*** SUPPLIED DATA Section Begins ***
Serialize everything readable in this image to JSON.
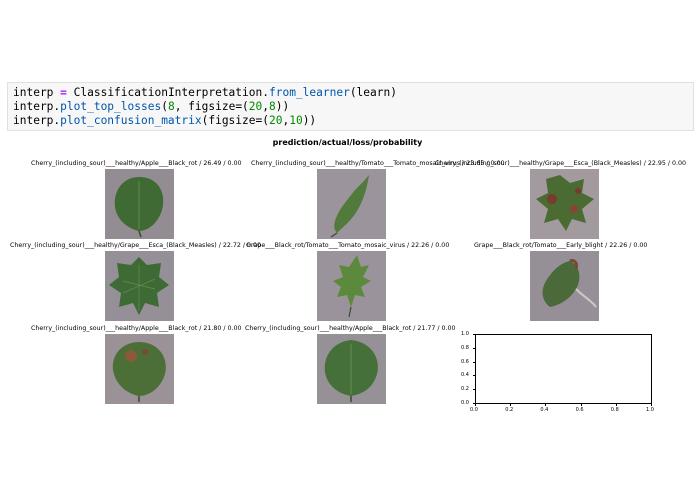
{
  "code_cell": {
    "line1": {
      "a": "interp ",
      "op": "=",
      "b": " ClassificationInterpretation.",
      "attr": "from_learner",
      "c": "(learn)"
    },
    "line2": {
      "a": "interp.",
      "attr": "plot_top_losses",
      "c1": "(",
      "n1": "8",
      "c2": ", figsize=(",
      "n2": "20",
      "c3": ",",
      "n3": "8",
      "c4": "))"
    },
    "line3": {
      "a": "interp.",
      "attr": "plot_confusion_matrix",
      "c1": "(figsize=(",
      "n1": "20",
      "c2": ",",
      "n2": "10",
      "c3": "))"
    }
  },
  "figure": {
    "title": "prediction/actual/loss/probability",
    "images": [
      {
        "caption": "Cherry_(including_sour)___healthy/Apple___Black_rot / 26.49 / 0.00",
        "leaf_color": "#3f6a33",
        "bg_color": "#938c93"
      },
      {
        "caption": "Cherry_(including_sour)___healthy/Tomato___Tomato_mosaic_virus / 23.65 / 0.00",
        "leaf_color": "#527a3c",
        "bg_color": "#9b949d"
      },
      {
        "caption": "Cherry_(including_sour)___healthy/Grape___Esca_(Black_Measles) / 22.95 / 0.00",
        "leaf_color": "#4a6b32",
        "bg_color": "#a29a9f"
      },
      {
        "caption": "Cherry_(including_sour)___healthy/Grape___Esca_(Black_Measles) / 22.72 / 0.00",
        "leaf_color": "#3d6a35",
        "bg_color": "#958f97"
      },
      {
        "caption": "Grape___Black_rot/Tomato___Tomato_mosaic_virus / 22.26 / 0.00",
        "leaf_color": "#5c8a3c",
        "bg_color": "#9a939b"
      },
      {
        "caption": "Grape___Black_rot/Tomato___Early_blight / 22.26 / 0.00",
        "leaf_color": "#4a6a3a",
        "bg_color": "#968f98"
      },
      {
        "caption": "Cherry_(including_sour)___healthy/Apple___Black_rot / 21.80 / 0.00",
        "leaf_color": "#4b6f37",
        "bg_color": "#9a9296"
      },
      {
        "caption": "Cherry_(including_sour)___healthy/Apple___Black_rot / 21.77 / 0.00",
        "leaf_color": "#46703a",
        "bg_color": "#969097"
      }
    ],
    "empty_axes": {
      "x_ticks": [
        "0.0",
        "0.2",
        "0.4",
        "0.6",
        "0.8",
        "1.0"
      ],
      "y_ticks": [
        "0.0",
        "0.2",
        "0.4",
        "0.6",
        "0.8",
        "1.0"
      ]
    }
  }
}
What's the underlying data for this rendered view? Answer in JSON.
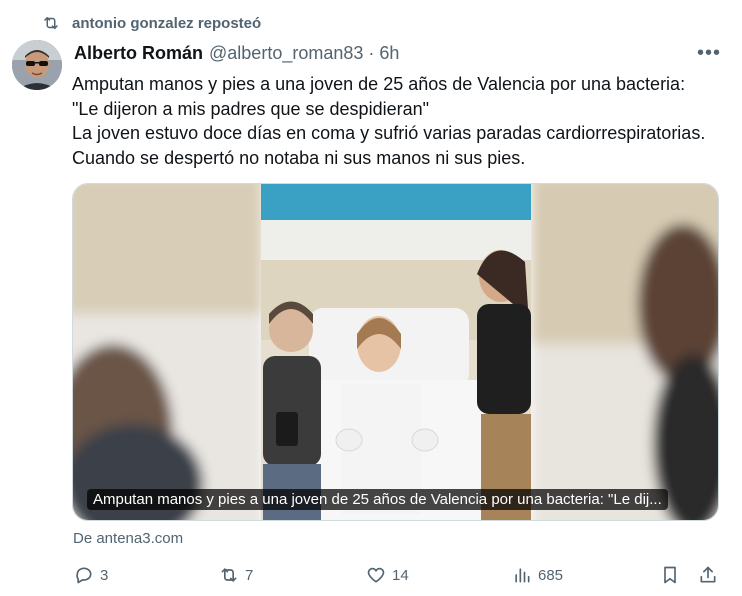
*** SUPPLIED DATA Section Ends ***
If pictures appear among the entries above, omit them; repeat everything else verbatim.

* [RESULT OF THE EXERCISE]:
Serialize everything readable in this image to JSON.
{
  "code_cell": {
    "line1": {
      "a": "interp ",
      "op": "=",
      "b": " ClassificationInterpretation.",
      "attr": "from_learner",
      "c": "(learn)"
    },
    "line2": {
      "a": "interp.",
      "attr": "plot_top_losses",
      "c1": "(",
      "n1": "8",
      "c2": ", figsize=(",
      "n2": "20",
      "c3": ",",
      "n3": "8",
      "c4": "))"
    },
    "line3": {
      "a": "interp.",
      "attr": "plot_confusion_matrix",
      "c1": "(figsize=(",
      "n1": "20",
      "c2": ",",
      "n2": "10",
      "c3": "))"
    }
  },
  "figure": {
    "title": "prediction/actual/loss/probability",
    "images": [
      {
        "caption": "Cherry_(including_sour)___healthy/Apple___Black_rot / 26.49 / 0.00",
        "leaf_color": "#3f6a33",
        "bg_color": "#938c93"
      },
      {
        "caption": "Cherry_(including_sour)___healthy/Tomato___Tomato_mosaic_virus / 23.65 / 0.00",
        "leaf_color": "#527a3c",
        "bg_color": "#9b949d"
      },
      {
        "caption": "Cherry_(including_sour)___healthy/Grape___Esca_(Black_Measles) / 22.95 / 0.00",
        "leaf_color": "#4a6b32",
        "bg_color": "#a29a9f"
      },
      {
        "caption": "Cherry_(including_sour)___healthy/Grape___Esca_(Black_Measles) / 22.72 / 0.00",
        "leaf_color": "#3d6a35",
        "bg_color": "#958f97"
      },
      {
        "caption": "Grape___Black_rot/Tomato___Tomato_mosaic_virus / 22.26 / 0.00",
        "leaf_color": "#5c8a3c",
        "bg_color": "#9a939b"
      },
      {
        "caption": "Grape___Black_rot/Tomato___Early_blight / 22.26 / 0.00",
        "leaf_color": "#4a6a3a",
        "bg_color": "#968f98"
      },
      {
        "caption": "Cherry_(including_sour)___healthy/Apple___Black_rot / 21.80 / 0.00",
        "leaf_color": "#4b6f37",
        "bg_color": "#9a9296"
      },
      {
        "caption": "Cherry_(including_sour)___healthy/Apple___Black_rot / 21.77 / 0.00",
        "leaf_color": "#46703a",
        "bg_color": "#969097"
      }
    ],
    "empty_axes": {
      "x_ticks": [
        "0.0",
        "0.2",
        "0.4",
        "0.6",
        "0.8",
        "1.0"
      ],
      "y_ticks": [
        "0.0",
        "0.2",
        "0.4",
        "0.6",
        "0.8",
        "1.0"
      ]
    }
  }
}
What's the underlying data for this rendered view? Answer in JSON.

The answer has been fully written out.